**YOUR GOAL:** Without including any pictures, write out all the entries exactly.

**MATERIAL FOR THE TASK:**

################

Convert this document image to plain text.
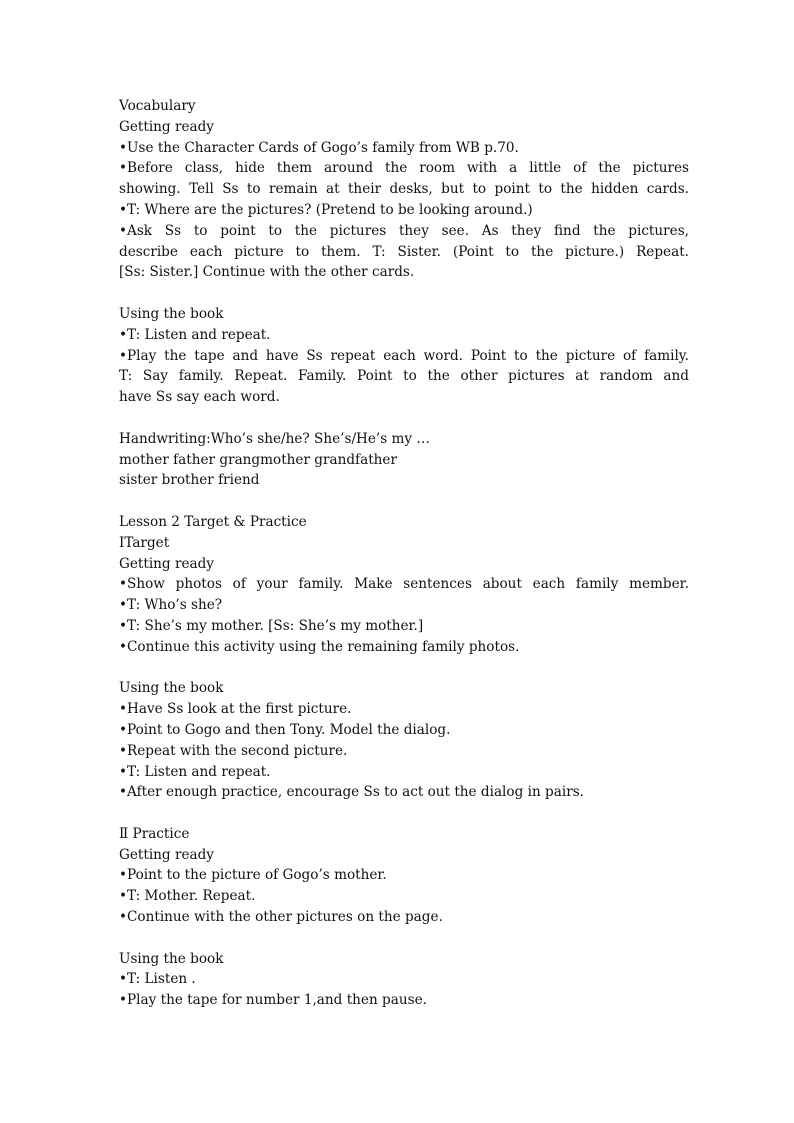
Vocabulary
Getting ready
•Use the Character Cards of Gogo’s family from WB p.70.
•Before class, hide them around the room with a little of the pictures
showing. Tell Ss to remain at their desks, but to point to the hidden cards.
•T: Where are the pictures? (Pretend to be looking around.)
•Ask Ss to point to the pictures they see. As they find the pictures,
describe each picture to them. T: Sister. (Point to the picture.) Repeat.
[Ss: Sister.] Continue with the other cards.
Using the book
•T: Listen and repeat.
•Play the tape and have Ss repeat each word. Point to the picture of family.
T: Say family. Repeat. Family. Point to the other pictures at random and
have Ss say each word.
Handwriting:Who’s she/he? She’s/He’s my …
mother father grangmother grandfather
sister brother friend
Lesson 2 Target & Practice
ⅠTarget
Getting ready
•Show photos of your family. Make sentences about each family member.
•T: Who’s she?
•T: She’s my mother. [Ss: She’s my mother.]
•Continue this activity using the remaining family photos.
Using the book
•Have Ss look at the first picture.
•Point to Gogo and then Tony. Model the dialog.
•Repeat with the second picture.
•T: Listen and repeat.
•After enough practice, encourage Ss to act out the dialog in pairs.
Ⅱ Practice
Getting ready
•Point to the picture of Gogo’s mother.
•T: Mother. Repeat.
•Continue with the other pictures on the page.
Using the book
•T: Listen .
•Play the tape for number 1,and then pause.
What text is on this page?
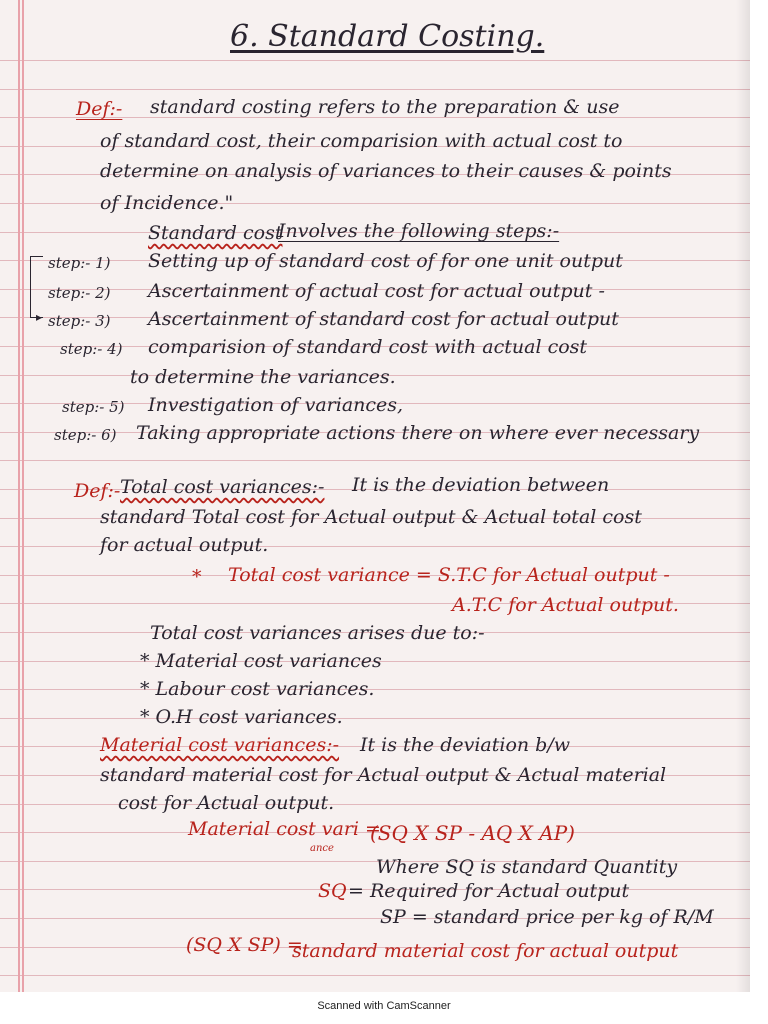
6. Standard Costing.
Def:- standard costing refers to the preparation & use
of standard cost, their comparision with actual cost to
determine on analysis of variances to their causes & points
of Incidence."
Standard cost
Involves the following steps:-
▸
step:- 1) Setting up of standard cost of for one unit output
step:- 2) Ascertainment of actual cost for actual output -
step:- 3) Ascertainment of standard cost for actual output
step:- 4) comparision of standard cost with actual cost
to determine the variances.
step:- 5) Investigation of variances,
step:- 6) Taking appropriate actions there on where ever necessary
Def:- Total cost variances:- It is the deviation between
standard Total cost for Actual output & Actual total cost
for actual output.
* Total cost variance = S.T.C for Actual output -
A.T.C for Actual output.
Total cost variances arises due to:-
* Material cost variances
* Labour cost variances.
* O.H cost variances.
Material cost variances:- It is the deviation b/w
standard material cost for Actual output & Actual material
cost for Actual output.
Material cost vari =
ance
(SQ X SP - AQ X AP)
Where SQ is standard Quantity
SQ = Required for Actual output
SP = standard price per kg of R/M
(SQ X SP) =
standard material cost for actual output
Scanned with CamScanner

################

**SOLUTION FOR THIS PROBLEM:**
Convert this document image to plain text.
Vocabulary
Getting ready
•Use the Character Cards of Gogo’s family from WB p.70.
•Before class, hide them around the room with a little of the pictures
showing. Tell Ss to remain at their desks, but to point to the hidden cards.
•T: Where are the pictures? (Pretend to be looking around.)
•Ask Ss to point to the pictures they see. As they find the pictures,
describe each picture to them. T: Sister. (Point to the picture.) Repeat.
[Ss: Sister.] Continue with the other cards.
Using the book
•T: Listen and repeat.
•Play the tape and have Ss repeat each word. Point to the picture of family.
T: Say family. Repeat. Family. Point to the other pictures at random and
have Ss say each word.
Handwriting:Who’s she/he? She’s/He’s my …
mother father grangmother grandfather
sister brother friend
Lesson 2 Target & Practice
ⅠTarget
Getting ready
•Show photos of your family. Make sentences about each family member.
•T: Who’s she?
•T: She’s my mother. [Ss: She’s my mother.]
•Continue this activity using the remaining family photos.
Using the book
•Have Ss look at the first picture.
•Point to Gogo and then Tony. Model the dialog.
•Repeat with the second picture.
•T: Listen and repeat.
•After enough practice, encourage Ss to act out the dialog in pairs.
Ⅱ Practice
Getting ready
•Point to the picture of Gogo’s mother.
•T: Mother. Repeat.
•Continue with the other pictures on the page.
Using the book
•T: Listen .
•Play the tape for number 1,and then pause.
What text is on this page?
6. Standard Costing.
Def:- standard costing refers to the preparation & use
of standard cost, their comparision with actual cost to
determine on analysis of variances to their causes & points
of Incidence."
Standard cost
Involves the following steps:-
▸
step:- 1) Setting up of standard cost of for one unit output
step:- 2) Ascertainment of actual cost for actual output -
step:- 3) Ascertainment of standard cost for actual output
step:- 4) comparision of standard cost with actual cost
to determine the variances.
step:- 5) Investigation of variances,
step:- 6) Taking appropriate actions there on where ever necessary
Def:- Total cost variances:- It is the deviation between
standard Total cost for Actual output & Actual total cost
for actual output.
* Total cost variance = S.T.C for Actual output -
A.T.C for Actual output.
Total cost variances arises due to:-
* Material cost variances
* Labour cost variances.
* O.H cost variances.
Material cost variances:- It is the deviation b/w
standard material cost for Actual output & Actual material
cost for Actual output.
Material cost vari =
ance
(SQ X SP - AQ X AP)
Where SQ is standard Quantity
SQ = Required for Actual output
SP = standard price per kg of R/M
(SQ X SP) =
standard material cost for actual output
Scanned with CamScanner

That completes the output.